I am only selling them this cheaply if it works out because I really can't use them and don't want it to be wasted. 

IF I am unable to make a love connection I may just give a week away somewhere at church or my office. 

I, in general, agree with the price point of 50cpp. I look at this as a fire sale, though, as these points have to be used by 2011 end. 

I will let you know what happens. I have contacted everyone who contacted me. 

I have rented my points frequetnly on DVC. Different system, generally $10pp and never had a problem. No contracts.There are people there who have almost built a cottage industry around renting points. If you go to wdwinfo.com on the DVC boards you see an ad by a man who rents poitns same day all reosts now..not sure how he does this. I often refer my friends here to rent for vacations. 

When I spoke with Owner Services they said I can transfer my points to another DC owner or I can give them away to a third party.


----------



## m61376 (Jul 8, 2011)

This is an interesting thread, in that it does give some insight into potential benefits of the DC outside of trading your units in for points. 

The useable value of points that expire in less than six months really depends on inventory availability. There have been lots of posts about reservations at 12/13 months, but what's available at 2-4 months?


----------



## GregT (Jul 8, 2011)

m61376 said:


> This is an interesting thread, in that it does give some insight into potential benefits of the DC outside of trading your units in for points.
> 
> The useable value of points that expire in less than six months really depends on inventory availability. There have been lots of posts about reservations at 12/13 months, but what's available at 2-4 months?



Marilyn,

I was curious about this question and called Marriott VOA -- for test purposes, there was reasonable/good availability in both Hawaii and Caribbean for October and November at multiple properties.  It would have been easy for me to construct a trip to either location (especially considering its shoulder season to where I wanted to go).  I didn't ask about ski season properties, which are presumably more difficult as they are more prime.

However, what was most interesting, is that Marriott is running a discount promotion right now on Kauai Lagoons (they say because of the construction).   Apparently they publicized it in their newsletter (which I don't get yet....).

They are offering the following:

2BR IV for 1,845 points
2BR OV for 2,280 points

They didn't have any OFs, but there was plenty of availability.   I would like to reiterate a point made in Post 24 (the hyperlink) -- renting points is even more interesting when you can combine it with FlexChange or a discounted points reservation.

Given records:
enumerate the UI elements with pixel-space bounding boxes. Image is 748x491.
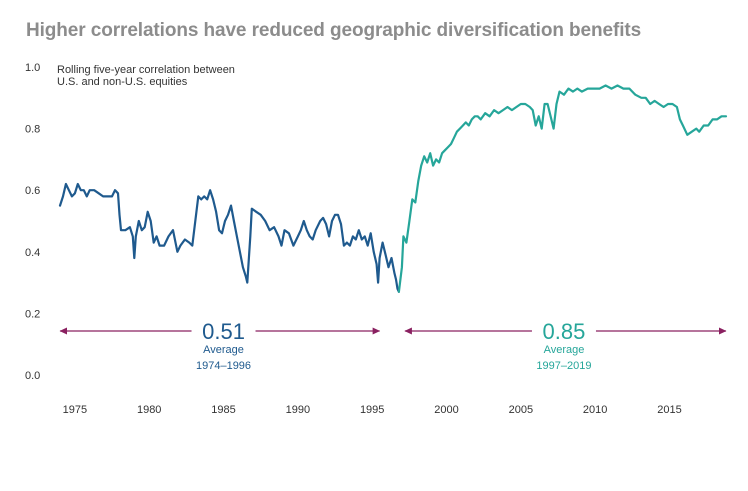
x-tick-label: 1990 [286,404,310,416]
average-label-1: Average [203,344,244,356]
average-value-2: 0.85 [543,319,586,344]
chart-title: Higher correlations have reduced geograp… [26,20,642,41]
x-tick-label: 2015 [657,404,681,416]
y-axis-label-line: Rolling five-year correlation between [57,64,235,76]
x-tick-label: 1995 [360,404,384,416]
average-value-1: 0.51 [202,319,245,344]
y-tick-label: 1.0 [25,62,40,74]
series-lines [58,84,728,293]
x-tick-label: 1975 [63,404,87,416]
y-tick-label: 0.6 [25,185,40,197]
y-axis-label: Rolling five-year correlation betweenU.S… [57,64,235,88]
series-line-1 [58,182,400,293]
average-period-1: 1974–1996 [196,360,251,372]
average-period-2: 1997–2019 [536,360,591,372]
x-tick-label: 2010 [583,404,607,416]
x-tick-label: 1985 [211,404,235,416]
y-axis-label-line: U.S. and non-U.S. equities [57,76,188,88]
x-tick-label: 1980 [137,404,161,416]
y-tick-label: 0.0 [25,370,40,382]
y-tick-label: 0.4 [25,247,40,259]
y-tick-label: 0.8 [25,124,40,136]
y-tick-label: 0.2 [25,308,40,320]
series-line-2 [397,84,728,293]
x-tick-label: 2000 [434,404,458,416]
x-axis-ticks: 1975 1980 1985 1990 1995 2000 2005 2010 2015 [63,404,682,416]
y-axis-ticks: 0.0 0.2 0.4 0.6 0.8 1.0 [25,62,40,382]
x-tick-label: 2005 [509,404,533,416]
average-label-2: Average [544,344,585,356]
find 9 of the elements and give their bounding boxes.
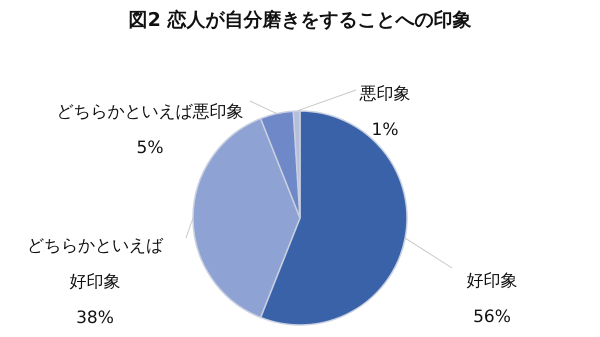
- chart-title: 図2 恋人が自分磨きをすることへの印象: [128, 9, 472, 31]
- data-label: 56%: [473, 307, 511, 327]
- slice-label: どちらかといえば好印象: [27, 236, 164, 292]
- data-label: 5%: [136, 138, 164, 158]
- slice-label: どちらかといえば悪印象: [56, 102, 244, 122]
- data-label: 1%: [372, 120, 398, 140]
- slice-label: 悪印象: [358, 84, 410, 104]
- data-label: 38%: [76, 308, 114, 328]
- slice-label: 好印象: [466, 271, 518, 291]
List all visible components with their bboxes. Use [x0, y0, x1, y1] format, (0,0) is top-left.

Exercise directions: Copy the passage of the timeshare forum thread from "I have rented" to "a third party.", swapping "Owner Services" for "Member Services". The data has nothing to do with the timeshare forum thread.

Correct response:
I have rented my points frequetnly on DVC. Different system, generally $10pp and never had a problem. No contracts.There are people there who have almost built a cottage industry around renting points. If you go to wdwinfo.com on the DVC boards you see an ad by a man who rents poitns same day all reosts now..not sure how he does this. I often refer my friends here to rent for vacations. 

When I spoke with Member Services they said I can transfer my points to another DC owner or I can give them away to a third party.